**WHAT IS REQUIRED**
Return every line of the material that contains the string "browser", matching case exactly.

**DATASET RECORDS**
· · · · ·

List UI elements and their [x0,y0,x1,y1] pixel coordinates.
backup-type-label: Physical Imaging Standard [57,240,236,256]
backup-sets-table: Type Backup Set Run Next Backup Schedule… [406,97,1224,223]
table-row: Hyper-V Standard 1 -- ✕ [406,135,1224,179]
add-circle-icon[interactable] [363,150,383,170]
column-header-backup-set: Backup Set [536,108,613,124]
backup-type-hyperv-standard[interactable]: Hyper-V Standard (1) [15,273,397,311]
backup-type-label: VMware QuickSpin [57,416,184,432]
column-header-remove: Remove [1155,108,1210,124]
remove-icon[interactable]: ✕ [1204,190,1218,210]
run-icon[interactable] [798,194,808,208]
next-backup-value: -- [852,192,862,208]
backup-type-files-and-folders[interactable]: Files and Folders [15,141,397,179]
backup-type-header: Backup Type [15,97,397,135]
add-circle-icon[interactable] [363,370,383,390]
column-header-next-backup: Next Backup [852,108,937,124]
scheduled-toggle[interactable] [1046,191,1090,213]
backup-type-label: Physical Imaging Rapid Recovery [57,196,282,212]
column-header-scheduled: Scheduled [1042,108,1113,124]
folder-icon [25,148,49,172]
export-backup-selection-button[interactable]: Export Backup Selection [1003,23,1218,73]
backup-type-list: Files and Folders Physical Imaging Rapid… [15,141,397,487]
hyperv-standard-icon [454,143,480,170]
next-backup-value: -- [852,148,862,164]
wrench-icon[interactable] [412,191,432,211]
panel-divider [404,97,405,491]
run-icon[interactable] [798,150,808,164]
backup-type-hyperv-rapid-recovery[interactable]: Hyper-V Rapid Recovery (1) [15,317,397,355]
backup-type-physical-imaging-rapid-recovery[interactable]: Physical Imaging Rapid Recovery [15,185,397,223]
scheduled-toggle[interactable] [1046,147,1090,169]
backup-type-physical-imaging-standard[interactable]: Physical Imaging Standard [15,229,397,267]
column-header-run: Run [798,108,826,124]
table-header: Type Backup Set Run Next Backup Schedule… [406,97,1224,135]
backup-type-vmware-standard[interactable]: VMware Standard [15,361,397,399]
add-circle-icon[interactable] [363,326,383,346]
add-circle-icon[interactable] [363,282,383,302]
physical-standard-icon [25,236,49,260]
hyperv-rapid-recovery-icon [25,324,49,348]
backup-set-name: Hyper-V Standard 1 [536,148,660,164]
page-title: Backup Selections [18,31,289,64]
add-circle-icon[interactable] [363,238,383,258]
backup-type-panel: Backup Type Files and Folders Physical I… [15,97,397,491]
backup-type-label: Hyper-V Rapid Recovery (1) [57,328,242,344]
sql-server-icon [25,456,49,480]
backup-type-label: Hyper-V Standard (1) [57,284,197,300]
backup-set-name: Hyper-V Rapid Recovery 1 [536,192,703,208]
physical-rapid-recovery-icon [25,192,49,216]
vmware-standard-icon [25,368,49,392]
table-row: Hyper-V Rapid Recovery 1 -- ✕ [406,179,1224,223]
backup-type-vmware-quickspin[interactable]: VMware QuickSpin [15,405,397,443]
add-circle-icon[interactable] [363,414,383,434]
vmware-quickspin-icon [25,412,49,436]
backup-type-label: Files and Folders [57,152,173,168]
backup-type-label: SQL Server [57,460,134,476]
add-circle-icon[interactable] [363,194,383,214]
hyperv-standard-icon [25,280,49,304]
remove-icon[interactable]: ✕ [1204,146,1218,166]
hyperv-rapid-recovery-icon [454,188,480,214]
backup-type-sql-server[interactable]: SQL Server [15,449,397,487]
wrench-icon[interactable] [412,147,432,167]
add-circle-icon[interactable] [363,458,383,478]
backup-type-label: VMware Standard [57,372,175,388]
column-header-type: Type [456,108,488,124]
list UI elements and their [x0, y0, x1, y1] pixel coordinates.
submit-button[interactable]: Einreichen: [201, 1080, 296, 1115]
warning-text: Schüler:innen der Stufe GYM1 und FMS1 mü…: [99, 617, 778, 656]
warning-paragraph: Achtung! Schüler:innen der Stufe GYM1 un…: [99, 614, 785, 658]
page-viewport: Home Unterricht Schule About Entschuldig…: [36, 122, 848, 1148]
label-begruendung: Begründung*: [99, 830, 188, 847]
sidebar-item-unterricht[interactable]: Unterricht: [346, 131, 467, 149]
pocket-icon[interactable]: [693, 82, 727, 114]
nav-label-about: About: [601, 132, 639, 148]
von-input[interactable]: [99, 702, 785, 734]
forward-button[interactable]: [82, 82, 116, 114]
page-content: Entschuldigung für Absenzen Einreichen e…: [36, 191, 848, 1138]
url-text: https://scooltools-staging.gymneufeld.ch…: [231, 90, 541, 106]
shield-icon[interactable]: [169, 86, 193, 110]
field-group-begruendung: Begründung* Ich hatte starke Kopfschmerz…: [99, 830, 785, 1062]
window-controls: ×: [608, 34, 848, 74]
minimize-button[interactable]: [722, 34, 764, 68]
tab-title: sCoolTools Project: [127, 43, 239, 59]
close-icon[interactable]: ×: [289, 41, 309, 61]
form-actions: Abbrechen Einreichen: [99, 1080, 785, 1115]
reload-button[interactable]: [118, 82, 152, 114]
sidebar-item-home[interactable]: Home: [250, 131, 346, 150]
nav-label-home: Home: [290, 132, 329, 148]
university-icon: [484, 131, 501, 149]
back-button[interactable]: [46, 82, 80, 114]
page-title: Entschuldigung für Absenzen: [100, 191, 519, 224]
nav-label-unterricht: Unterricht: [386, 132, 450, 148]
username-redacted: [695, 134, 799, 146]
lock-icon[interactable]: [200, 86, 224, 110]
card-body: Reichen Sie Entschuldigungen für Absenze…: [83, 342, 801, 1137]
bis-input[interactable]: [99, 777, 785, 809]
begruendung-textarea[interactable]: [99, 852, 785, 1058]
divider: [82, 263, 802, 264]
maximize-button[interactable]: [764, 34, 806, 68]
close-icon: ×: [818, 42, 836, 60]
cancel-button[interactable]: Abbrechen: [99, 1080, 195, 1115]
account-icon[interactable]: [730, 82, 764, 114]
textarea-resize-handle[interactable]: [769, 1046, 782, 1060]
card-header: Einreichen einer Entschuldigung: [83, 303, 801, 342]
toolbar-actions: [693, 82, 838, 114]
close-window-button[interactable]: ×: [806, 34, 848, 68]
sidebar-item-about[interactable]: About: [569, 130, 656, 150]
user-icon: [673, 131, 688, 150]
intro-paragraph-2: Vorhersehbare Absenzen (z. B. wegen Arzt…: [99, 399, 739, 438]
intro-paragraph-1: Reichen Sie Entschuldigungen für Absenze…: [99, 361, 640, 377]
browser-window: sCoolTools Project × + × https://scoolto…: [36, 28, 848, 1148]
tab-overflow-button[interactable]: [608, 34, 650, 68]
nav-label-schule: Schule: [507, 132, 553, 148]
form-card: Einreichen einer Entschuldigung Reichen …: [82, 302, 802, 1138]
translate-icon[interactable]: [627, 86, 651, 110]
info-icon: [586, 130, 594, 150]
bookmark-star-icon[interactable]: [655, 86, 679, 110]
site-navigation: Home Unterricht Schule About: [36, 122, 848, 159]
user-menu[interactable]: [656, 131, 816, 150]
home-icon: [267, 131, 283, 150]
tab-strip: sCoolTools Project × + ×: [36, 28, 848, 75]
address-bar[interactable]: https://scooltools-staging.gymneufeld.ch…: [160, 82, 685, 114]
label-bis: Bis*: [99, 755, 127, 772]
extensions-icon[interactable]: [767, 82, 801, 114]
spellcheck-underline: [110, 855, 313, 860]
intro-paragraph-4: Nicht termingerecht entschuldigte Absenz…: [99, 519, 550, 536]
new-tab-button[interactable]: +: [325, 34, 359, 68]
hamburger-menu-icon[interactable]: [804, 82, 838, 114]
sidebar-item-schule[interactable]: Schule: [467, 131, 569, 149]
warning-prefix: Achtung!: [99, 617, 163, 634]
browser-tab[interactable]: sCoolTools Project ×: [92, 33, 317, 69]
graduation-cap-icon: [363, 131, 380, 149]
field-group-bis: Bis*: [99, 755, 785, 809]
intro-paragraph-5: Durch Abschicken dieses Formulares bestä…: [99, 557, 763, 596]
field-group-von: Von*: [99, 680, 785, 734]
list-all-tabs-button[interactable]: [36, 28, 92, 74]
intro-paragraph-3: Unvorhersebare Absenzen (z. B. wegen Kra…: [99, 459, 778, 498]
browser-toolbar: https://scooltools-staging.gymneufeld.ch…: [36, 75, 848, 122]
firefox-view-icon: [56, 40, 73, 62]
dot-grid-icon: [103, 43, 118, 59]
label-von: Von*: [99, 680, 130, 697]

· · · · ·

**EXERCISE ANSWER**
browser-window: sCoolTools Project × + × https://scoolto…: [36, 28, 848, 1148]
browser-tab[interactable]: sCoolTools Project ×: [92, 33, 317, 69]
browser-toolbar: https://scooltools-staging.gymneufeld.ch…: [36, 75, 848, 122]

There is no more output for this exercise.